_THE DATA_.

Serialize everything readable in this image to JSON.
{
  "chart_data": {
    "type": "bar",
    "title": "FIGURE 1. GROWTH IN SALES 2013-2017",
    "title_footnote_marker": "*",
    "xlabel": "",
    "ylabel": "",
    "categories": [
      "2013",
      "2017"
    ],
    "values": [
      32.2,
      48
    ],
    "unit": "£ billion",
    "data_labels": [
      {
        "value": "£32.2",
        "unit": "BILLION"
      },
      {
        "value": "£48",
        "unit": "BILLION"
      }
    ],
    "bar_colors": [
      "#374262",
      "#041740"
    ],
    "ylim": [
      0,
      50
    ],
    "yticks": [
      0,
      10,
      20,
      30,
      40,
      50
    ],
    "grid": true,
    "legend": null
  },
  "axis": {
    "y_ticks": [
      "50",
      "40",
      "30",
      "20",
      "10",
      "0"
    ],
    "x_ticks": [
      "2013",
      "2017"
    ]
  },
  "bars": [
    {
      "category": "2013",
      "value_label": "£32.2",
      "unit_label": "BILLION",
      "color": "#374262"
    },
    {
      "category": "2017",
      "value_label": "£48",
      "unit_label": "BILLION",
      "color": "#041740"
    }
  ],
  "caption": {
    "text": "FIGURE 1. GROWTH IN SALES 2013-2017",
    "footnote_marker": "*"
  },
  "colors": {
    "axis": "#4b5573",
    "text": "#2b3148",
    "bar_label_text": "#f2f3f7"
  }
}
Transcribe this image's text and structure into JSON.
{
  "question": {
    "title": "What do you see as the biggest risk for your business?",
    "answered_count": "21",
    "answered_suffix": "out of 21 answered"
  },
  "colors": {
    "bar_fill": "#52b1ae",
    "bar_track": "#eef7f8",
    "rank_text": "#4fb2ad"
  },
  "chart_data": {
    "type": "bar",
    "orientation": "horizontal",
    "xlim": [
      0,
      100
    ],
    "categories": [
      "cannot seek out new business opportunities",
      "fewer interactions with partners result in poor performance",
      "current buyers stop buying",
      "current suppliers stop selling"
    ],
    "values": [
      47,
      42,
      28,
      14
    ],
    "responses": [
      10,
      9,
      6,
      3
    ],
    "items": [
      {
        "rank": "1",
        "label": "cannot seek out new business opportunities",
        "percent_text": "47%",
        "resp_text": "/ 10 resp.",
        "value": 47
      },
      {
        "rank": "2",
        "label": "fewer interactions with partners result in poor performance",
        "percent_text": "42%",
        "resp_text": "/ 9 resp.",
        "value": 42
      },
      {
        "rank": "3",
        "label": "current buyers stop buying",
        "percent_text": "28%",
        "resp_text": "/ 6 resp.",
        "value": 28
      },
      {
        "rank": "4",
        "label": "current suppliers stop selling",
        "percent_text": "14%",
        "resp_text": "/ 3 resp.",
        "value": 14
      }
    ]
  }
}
--
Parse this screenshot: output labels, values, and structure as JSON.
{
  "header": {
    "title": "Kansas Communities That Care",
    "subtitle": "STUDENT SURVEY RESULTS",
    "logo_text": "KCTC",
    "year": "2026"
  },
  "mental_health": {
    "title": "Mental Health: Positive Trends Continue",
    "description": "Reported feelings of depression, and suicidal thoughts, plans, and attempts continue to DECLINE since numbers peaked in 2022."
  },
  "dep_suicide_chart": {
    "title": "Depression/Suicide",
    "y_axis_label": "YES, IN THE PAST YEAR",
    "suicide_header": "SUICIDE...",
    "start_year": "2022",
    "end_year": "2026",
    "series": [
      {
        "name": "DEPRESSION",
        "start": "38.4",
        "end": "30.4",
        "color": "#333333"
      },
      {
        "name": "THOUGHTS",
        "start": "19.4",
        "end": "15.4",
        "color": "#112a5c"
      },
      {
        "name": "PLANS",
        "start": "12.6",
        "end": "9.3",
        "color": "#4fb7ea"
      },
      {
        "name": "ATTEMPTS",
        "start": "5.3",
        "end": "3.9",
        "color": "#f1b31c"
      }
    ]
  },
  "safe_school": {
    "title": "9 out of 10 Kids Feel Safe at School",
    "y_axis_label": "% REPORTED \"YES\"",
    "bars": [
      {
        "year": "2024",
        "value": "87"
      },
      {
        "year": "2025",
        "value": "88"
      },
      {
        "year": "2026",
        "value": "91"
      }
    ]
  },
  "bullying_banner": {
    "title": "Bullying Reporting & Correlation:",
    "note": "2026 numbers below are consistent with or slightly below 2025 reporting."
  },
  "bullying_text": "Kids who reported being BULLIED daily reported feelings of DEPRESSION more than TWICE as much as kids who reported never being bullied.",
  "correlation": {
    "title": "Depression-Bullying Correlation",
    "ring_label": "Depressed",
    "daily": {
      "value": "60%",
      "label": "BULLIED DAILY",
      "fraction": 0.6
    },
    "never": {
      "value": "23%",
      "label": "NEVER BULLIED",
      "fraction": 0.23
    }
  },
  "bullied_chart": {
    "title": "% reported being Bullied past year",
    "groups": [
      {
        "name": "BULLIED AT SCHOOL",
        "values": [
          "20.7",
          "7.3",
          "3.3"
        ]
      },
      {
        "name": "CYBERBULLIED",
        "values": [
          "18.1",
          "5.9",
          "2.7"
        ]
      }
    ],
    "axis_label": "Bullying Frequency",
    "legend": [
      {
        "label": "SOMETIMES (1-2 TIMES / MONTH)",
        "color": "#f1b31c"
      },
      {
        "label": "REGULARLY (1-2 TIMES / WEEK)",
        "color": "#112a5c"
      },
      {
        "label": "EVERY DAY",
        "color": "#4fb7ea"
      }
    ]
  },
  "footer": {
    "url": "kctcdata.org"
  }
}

_EXERCISE DESCRIPTION_.
Select every line in the material above where the string "opportunities" occurs, and copy it.

_FULL SOLUTION_.
      "cannot seek out new business opportunities",
        "label": "cannot seek out new business opportunities",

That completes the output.